>> begin SUPPLIED RECORDS
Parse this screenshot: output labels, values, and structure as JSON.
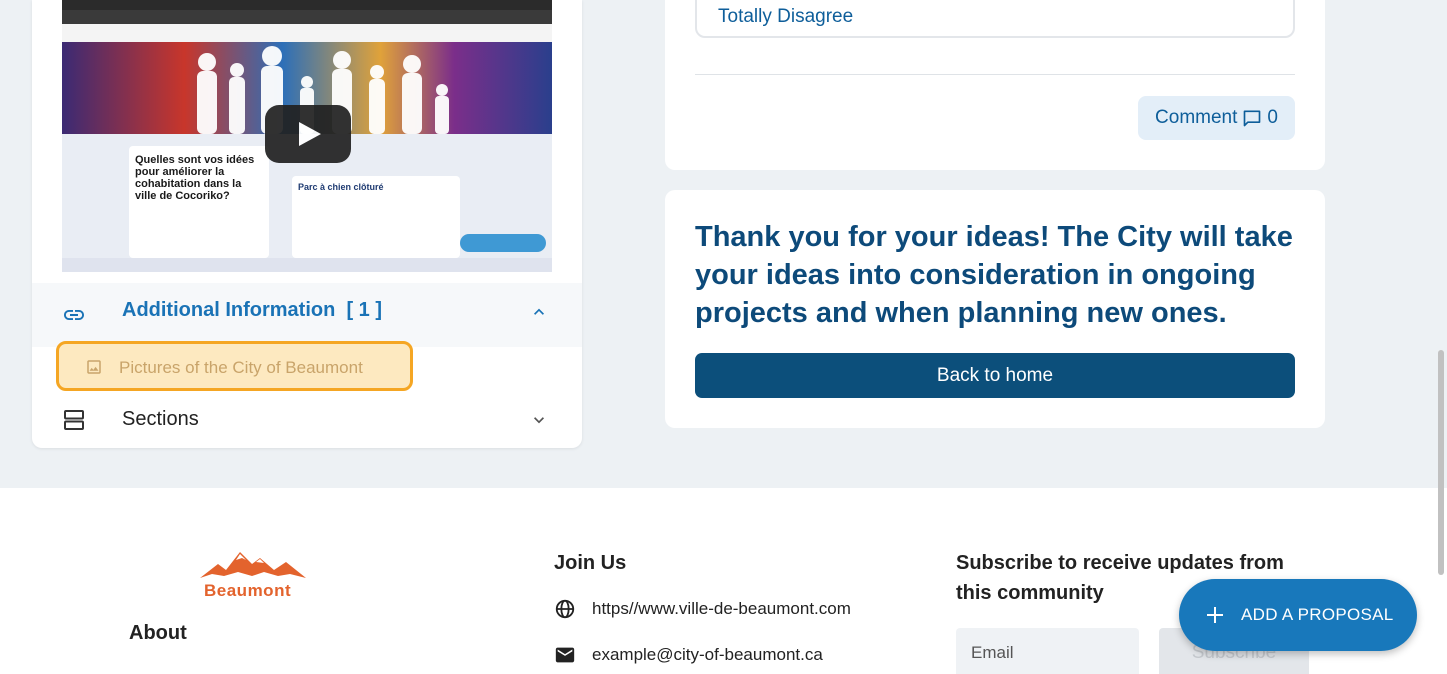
{
  "video": {
    "question": "Quelles sont vos idées pour améliorer la cohabitation dans la ville de Cocoriko?",
    "panel_title": "Parc à chien clôturé"
  },
  "sidebar": {
    "additional_info_label": "Additional Information",
    "additional_info_count": "[ 1 ]",
    "picture_item": "Pictures of the City of Beaumont",
    "sections_label": "Sections"
  },
  "survey": {
    "choice_label": "Totally Disagree",
    "comment_label": "Comment",
    "comment_count": "0"
  },
  "thanks": {
    "message": "Thank you for your ideas! The City will take your ideas into consideration in ongoing projects and when planning new ones.",
    "back_button": "Back to home"
  },
  "footer": {
    "logo_text": "Beaumont",
    "about": "About",
    "join_title": "Join Us",
    "website": "https//www.ville-de-beaumont.com",
    "email": "example@city-of-beaumont.ca",
    "subscribe_title": "Subscribe to receive updates from this community",
    "email_placeholder": "Email",
    "subscribe_button": "Subscribe"
  },
  "fab": {
    "label": "ADD A PROPOSAL"
  },
  "colors": {
    "primary": "#0c4f7b",
    "link": "#1a73b6",
    "highlight": "#f5a623",
    "logo": "#e3632d"
  }
}
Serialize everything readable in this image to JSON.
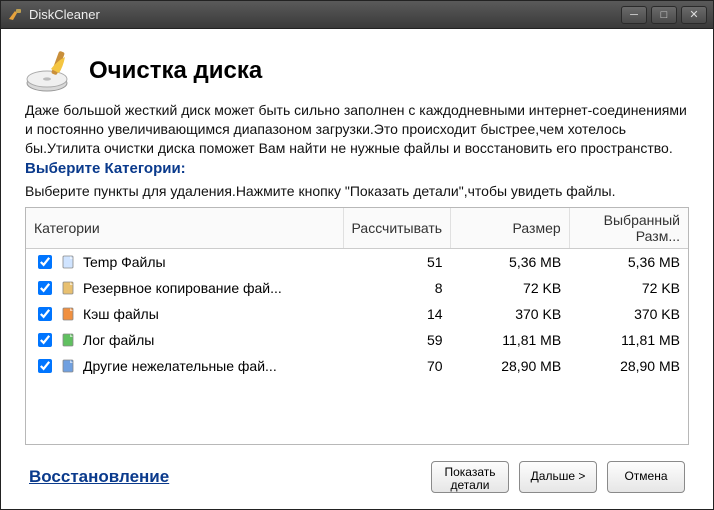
{
  "titlebar": {
    "title": "DiskCleaner"
  },
  "header": {
    "title": "Очистка диска",
    "description": "Даже большой жесткий диск может быть сильно заполнен с каждодневными интернет-соединениями и постоянно увеличивающимся диапазоном загрузки.Это происходит быстрее,чем хотелось бы.Утилита очистки диска поможет Вам найти не нужные файлы и восстановить его пространство."
  },
  "section": {
    "label": "Выберите Категории:",
    "hint": "Выберите пункты для удаления.Нажмите кнопку \"Показать детали\",чтобы увидеть файлы."
  },
  "table": {
    "headers": {
      "category": "Категории",
      "count": "Рассчитывать",
      "size": "Размер",
      "selected_size": "Выбранный Разм..."
    },
    "rows": [
      {
        "checked": true,
        "icon": "file-icon",
        "name": "Temp Файлы",
        "count": "51",
        "size": "5,36 MB",
        "selected": "5,36 MB"
      },
      {
        "checked": true,
        "icon": "backup-icon",
        "name": "Резервное копирование фай...",
        "count": "8",
        "size": "72 KB",
        "selected": "72 KB"
      },
      {
        "checked": true,
        "icon": "cache-icon",
        "name": "Кэш файлы",
        "count": "14",
        "size": "370 KB",
        "selected": "370 KB"
      },
      {
        "checked": true,
        "icon": "log-icon",
        "name": "Лог файлы",
        "count": "59",
        "size": "11,81 MB",
        "selected": "11,81 MB"
      },
      {
        "checked": true,
        "icon": "junk-icon",
        "name": "Другие нежелательные фай...",
        "count": "70",
        "size": "28,90 MB",
        "selected": "28,90 MB"
      }
    ]
  },
  "footer": {
    "restore_link": "Восстановление",
    "show_details": "Показать\nдетали",
    "next": "Дальше >",
    "cancel": "Отмена"
  },
  "icons": {
    "file-icon": "#d0e4ff",
    "backup-icon": "#e8c070",
    "cache-icon": "#f09040",
    "log-icon": "#60c060",
    "junk-icon": "#70a0e0"
  }
}
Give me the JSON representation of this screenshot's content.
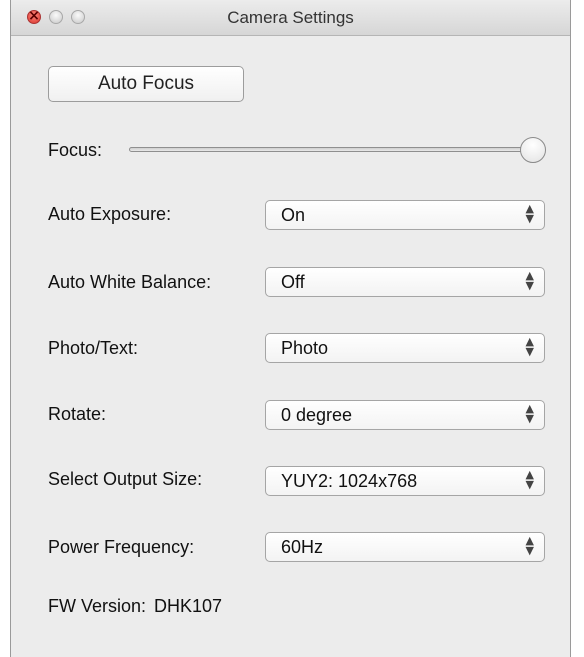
{
  "window": {
    "title": "Camera Settings"
  },
  "auto_focus_label": "Auto Focus",
  "focus": {
    "label": "Focus:",
    "level_fraction": 1.0
  },
  "settings": [
    {
      "label": "Auto Exposure:",
      "value": "On"
    },
    {
      "label": "Auto White Balance:",
      "value": "Off"
    },
    {
      "label": "Photo/Text:",
      "value": "Photo"
    },
    {
      "label": "Rotate:",
      "value": "0 degree"
    },
    {
      "label": "Select Output Size:",
      "value": "YUY2: 1024x768"
    },
    {
      "label": "Power Frequency:",
      "value": "60Hz"
    }
  ],
  "fw": {
    "label": "FW Version:",
    "value": "DHK107"
  },
  "icons": {
    "popup_arrows": "up-down-chevron-icon",
    "close": "close-icon"
  }
}
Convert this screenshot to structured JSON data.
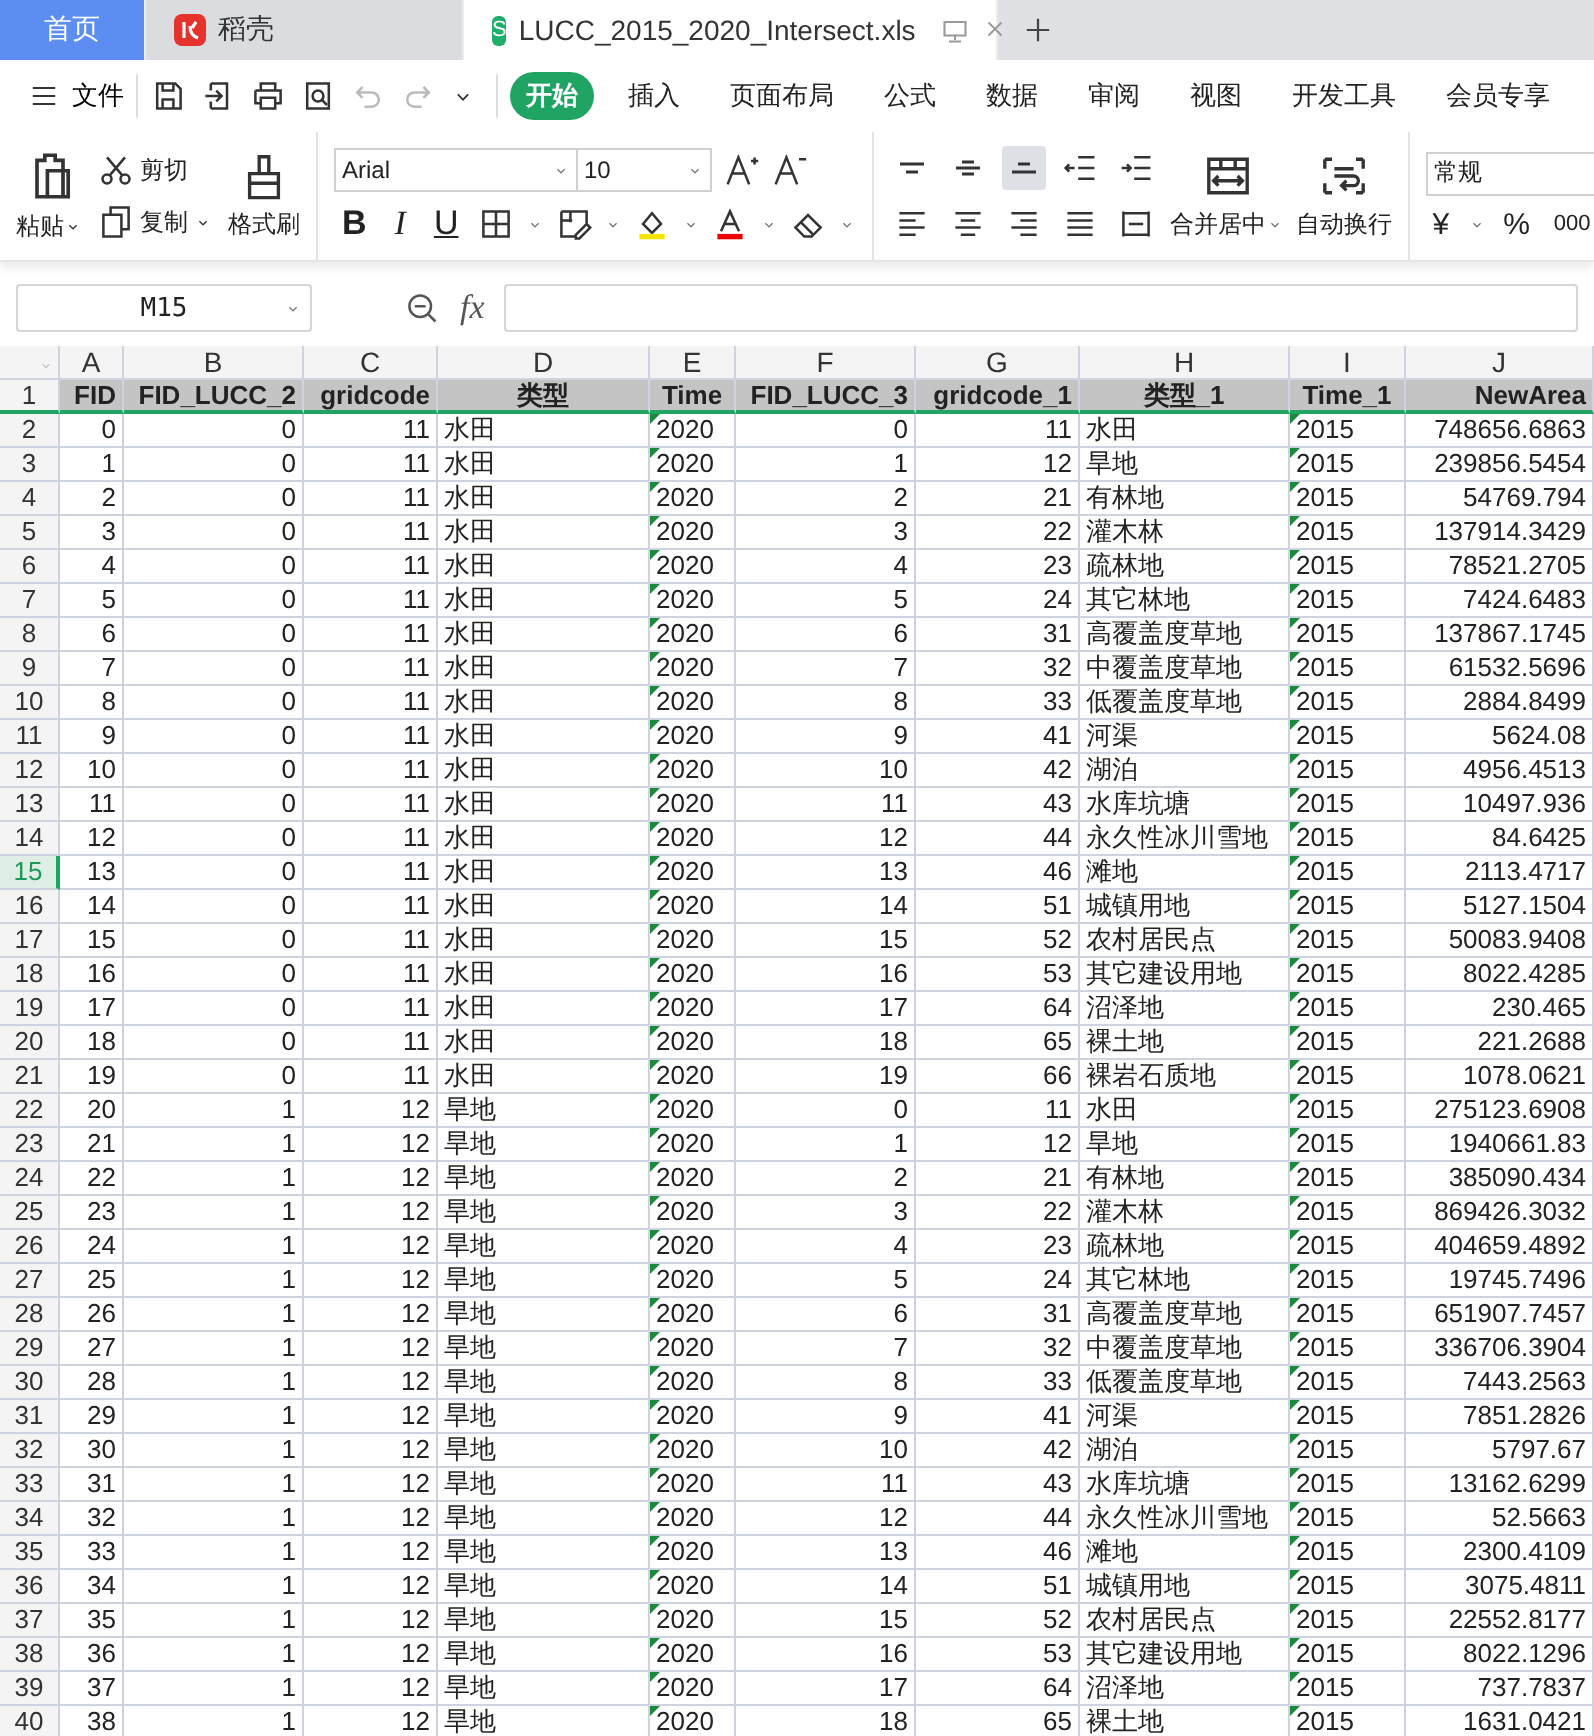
{
  "tabs": [
    {
      "label": "首页",
      "kind": "home",
      "selected": false
    },
    {
      "label": "稻壳",
      "kind": "app",
      "selected": false
    },
    {
      "label": "LUCC_2015_2020_Intersect.xls",
      "kind": "file",
      "badge": "S",
      "selected": true
    }
  ],
  "menu": {
    "file_label": "文件",
    "items": [
      {
        "label": "开始",
        "selected": true
      },
      {
        "label": "插入",
        "selected": false
      },
      {
        "label": "页面布局",
        "selected": false
      },
      {
        "label": "公式",
        "selected": false
      },
      {
        "label": "数据",
        "selected": false
      },
      {
        "label": "审阅",
        "selected": false
      },
      {
        "label": "视图",
        "selected": false
      },
      {
        "label": "开发工具",
        "selected": false
      },
      {
        "label": "会员专享",
        "selected": false
      }
    ]
  },
  "ribbon": {
    "paste": "粘贴",
    "cut": "剪切",
    "copy": "复制",
    "format_painter": "格式刷",
    "font": "Arial",
    "size": "10",
    "style_buttons": [
      "B",
      "I",
      "U"
    ],
    "align_buttons": [
      {
        "kind": "top",
        "on": false
      },
      {
        "kind": "middle",
        "on": false
      },
      {
        "kind": "bottom",
        "on": true
      },
      {
        "kind": "outdent",
        "on": false
      },
      {
        "kind": "indent",
        "on": false
      }
    ],
    "merge": "合并居中",
    "wrap": "自动换行",
    "number_format": "常规",
    "currency": "¥",
    "percent": "%",
    "thousands": "000"
  },
  "formula_bar": {
    "name_box": "M15",
    "fx_label": "fx"
  },
  "sheet": {
    "columns": [
      {
        "letter": "A",
        "header": "FID",
        "kind": "number"
      },
      {
        "letter": "B",
        "header": "FID_LUCC_2",
        "kind": "number"
      },
      {
        "letter": "C",
        "header": "gridcode",
        "kind": "number"
      },
      {
        "letter": "D",
        "header": "类型",
        "kind": "text"
      },
      {
        "letter": "E",
        "header": "Time",
        "kind": "text_number"
      },
      {
        "letter": "F",
        "header": "FID_LUCC_3",
        "kind": "number"
      },
      {
        "letter": "G",
        "header": "gridcode_1",
        "kind": "number"
      },
      {
        "letter": "H",
        "header": "类型_1",
        "kind": "text"
      },
      {
        "letter": "I",
        "header": "Time_1",
        "kind": "text_number"
      },
      {
        "letter": "J",
        "header": "NewArea",
        "kind": "number"
      }
    ],
    "header_row_number": "1",
    "rows": [
      {
        "number": "2",
        "selected": false,
        "cells": [
          "0",
          "0",
          "11",
          "水田",
          "2020",
          "0",
          "11",
          "水田",
          "2015",
          "748656.6863"
        ]
      },
      {
        "number": "3",
        "selected": false,
        "cells": [
          "1",
          "0",
          "11",
          "水田",
          "2020",
          "1",
          "12",
          "旱地",
          "2015",
          "239856.5454"
        ]
      },
      {
        "number": "4",
        "selected": false,
        "cells": [
          "2",
          "0",
          "11",
          "水田",
          "2020",
          "2",
          "21",
          "有林地",
          "2015",
          "54769.794"
        ]
      },
      {
        "number": "5",
        "selected": false,
        "cells": [
          "3",
          "0",
          "11",
          "水田",
          "2020",
          "3",
          "22",
          "灌木林",
          "2015",
          "137914.3429"
        ]
      },
      {
        "number": "6",
        "selected": false,
        "cells": [
          "4",
          "0",
          "11",
          "水田",
          "2020",
          "4",
          "23",
          "疏林地",
          "2015",
          "78521.2705"
        ]
      },
      {
        "number": "7",
        "selected": false,
        "cells": [
          "5",
          "0",
          "11",
          "水田",
          "2020",
          "5",
          "24",
          "其它林地",
          "2015",
          "7424.6483"
        ]
      },
      {
        "number": "8",
        "selected": false,
        "cells": [
          "6",
          "0",
          "11",
          "水田",
          "2020",
          "6",
          "31",
          "高覆盖度草地",
          "2015",
          "137867.1745"
        ]
      },
      {
        "number": "9",
        "selected": false,
        "cells": [
          "7",
          "0",
          "11",
          "水田",
          "2020",
          "7",
          "32",
          "中覆盖度草地",
          "2015",
          "61532.5696"
        ]
      },
      {
        "number": "10",
        "selected": false,
        "cells": [
          "8",
          "0",
          "11",
          "水田",
          "2020",
          "8",
          "33",
          "低覆盖度草地",
          "2015",
          "2884.8499"
        ]
      },
      {
        "number": "11",
        "selected": false,
        "cells": [
          "9",
          "0",
          "11",
          "水田",
          "2020",
          "9",
          "41",
          "河渠",
          "2015",
          "5624.08"
        ]
      },
      {
        "number": "12",
        "selected": false,
        "cells": [
          "10",
          "0",
          "11",
          "水田",
          "2020",
          "10",
          "42",
          "湖泊",
          "2015",
          "4956.4513"
        ]
      },
      {
        "number": "13",
        "selected": false,
        "cells": [
          "11",
          "0",
          "11",
          "水田",
          "2020",
          "11",
          "43",
          "水库坑塘",
          "2015",
          "10497.936"
        ]
      },
      {
        "number": "14",
        "selected": false,
        "cells": [
          "12",
          "0",
          "11",
          "水田",
          "2020",
          "12",
          "44",
          "永久性冰川雪地",
          "2015",
          "84.6425"
        ]
      },
      {
        "number": "15",
        "selected": true,
        "cells": [
          "13",
          "0",
          "11",
          "水田",
          "2020",
          "13",
          "46",
          "滩地",
          "2015",
          "2113.4717"
        ]
      },
      {
        "number": "16",
        "selected": false,
        "cells": [
          "14",
          "0",
          "11",
          "水田",
          "2020",
          "14",
          "51",
          "城镇用地",
          "2015",
          "5127.1504"
        ]
      },
      {
        "number": "17",
        "selected": false,
        "cells": [
          "15",
          "0",
          "11",
          "水田",
          "2020",
          "15",
          "52",
          "农村居民点",
          "2015",
          "50083.9408"
        ]
      },
      {
        "number": "18",
        "selected": false,
        "cells": [
          "16",
          "0",
          "11",
          "水田",
          "2020",
          "16",
          "53",
          "其它建设用地",
          "2015",
          "8022.4285"
        ]
      },
      {
        "number": "19",
        "selected": false,
        "cells": [
          "17",
          "0",
          "11",
          "水田",
          "2020",
          "17",
          "64",
          "沼泽地",
          "2015",
          "230.465"
        ]
      },
      {
        "number": "20",
        "selected": false,
        "cells": [
          "18",
          "0",
          "11",
          "水田",
          "2020",
          "18",
          "65",
          "裸土地",
          "2015",
          "221.2688"
        ]
      },
      {
        "number": "21",
        "selected": false,
        "cells": [
          "19",
          "0",
          "11",
          "水田",
          "2020",
          "19",
          "66",
          "裸岩石质地",
          "2015",
          "1078.0621"
        ]
      },
      {
        "number": "22",
        "selected": false,
        "cells": [
          "20",
          "1",
          "12",
          "旱地",
          "2020",
          "0",
          "11",
          "水田",
          "2015",
          "275123.6908"
        ]
      },
      {
        "number": "23",
        "selected": false,
        "cells": [
          "21",
          "1",
          "12",
          "旱地",
          "2020",
          "1",
          "12",
          "旱地",
          "2015",
          "1940661.83"
        ]
      },
      {
        "number": "24",
        "selected": false,
        "cells": [
          "22",
          "1",
          "12",
          "旱地",
          "2020",
          "2",
          "21",
          "有林地",
          "2015",
          "385090.434"
        ]
      },
      {
        "number": "25",
        "selected": false,
        "cells": [
          "23",
          "1",
          "12",
          "旱地",
          "2020",
          "3",
          "22",
          "灌木林",
          "2015",
          "869426.3032"
        ]
      },
      {
        "number": "26",
        "selected": false,
        "cells": [
          "24",
          "1",
          "12",
          "旱地",
          "2020",
          "4",
          "23",
          "疏林地",
          "2015",
          "404659.4892"
        ]
      },
      {
        "number": "27",
        "selected": false,
        "cells": [
          "25",
          "1",
          "12",
          "旱地",
          "2020",
          "5",
          "24",
          "其它林地",
          "2015",
          "19745.7496"
        ]
      },
      {
        "number": "28",
        "selected": false,
        "cells": [
          "26",
          "1",
          "12",
          "旱地",
          "2020",
          "6",
          "31",
          "高覆盖度草地",
          "2015",
          "651907.7457"
        ]
      },
      {
        "number": "29",
        "selected": false,
        "cells": [
          "27",
          "1",
          "12",
          "旱地",
          "2020",
          "7",
          "32",
          "中覆盖度草地",
          "2015",
          "336706.3904"
        ]
      },
      {
        "number": "30",
        "selected": false,
        "cells": [
          "28",
          "1",
          "12",
          "旱地",
          "2020",
          "8",
          "33",
          "低覆盖度草地",
          "2015",
          "7443.2563"
        ]
      },
      {
        "number": "31",
        "selected": false,
        "cells": [
          "29",
          "1",
          "12",
          "旱地",
          "2020",
          "9",
          "41",
          "河渠",
          "2015",
          "7851.2826"
        ]
      },
      {
        "number": "32",
        "selected": false,
        "cells": [
          "30",
          "1",
          "12",
          "旱地",
          "2020",
          "10",
          "42",
          "湖泊",
          "2015",
          "5797.67"
        ]
      },
      {
        "number": "33",
        "selected": false,
        "cells": [
          "31",
          "1",
          "12",
          "旱地",
          "2020",
          "11",
          "43",
          "水库坑塘",
          "2015",
          "13162.6299"
        ]
      },
      {
        "number": "34",
        "selected": false,
        "cells": [
          "32",
          "1",
          "12",
          "旱地",
          "2020",
          "12",
          "44",
          "永久性冰川雪地",
          "2015",
          "52.5663"
        ]
      },
      {
        "number": "35",
        "selected": false,
        "cells": [
          "33",
          "1",
          "12",
          "旱地",
          "2020",
          "13",
          "46",
          "滩地",
          "2015",
          "2300.4109"
        ]
      },
      {
        "number": "36",
        "selected": false,
        "cells": [
          "34",
          "1",
          "12",
          "旱地",
          "2020",
          "14",
          "51",
          "城镇用地",
          "2015",
          "3075.4811"
        ]
      },
      {
        "number": "37",
        "selected": false,
        "cells": [
          "35",
          "1",
          "12",
          "旱地",
          "2020",
          "15",
          "52",
          "农村居民点",
          "2015",
          "22552.8177"
        ]
      },
      {
        "number": "38",
        "selected": false,
        "cells": [
          "36",
          "1",
          "12",
          "旱地",
          "2020",
          "16",
          "53",
          "其它建设用地",
          "2015",
          "8022.1296"
        ]
      },
      {
        "number": "39",
        "selected": false,
        "cells": [
          "37",
          "1",
          "12",
          "旱地",
          "2020",
          "17",
          "64",
          "沼泽地",
          "2015",
          "737.7837"
        ]
      },
      {
        "number": "40",
        "selected": false,
        "cells": [
          "38",
          "1",
          "12",
          "旱地",
          "2020",
          "18",
          "65",
          "裸土地",
          "2015",
          "1631.0421"
        ]
      }
    ]
  }
}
>> end SUPPLIED RECORDS
[GIVEN EXERCISE] Of the lines in the material above, state how many contain the string "letter"; give no other text.

[WORKED SOLUTION] 10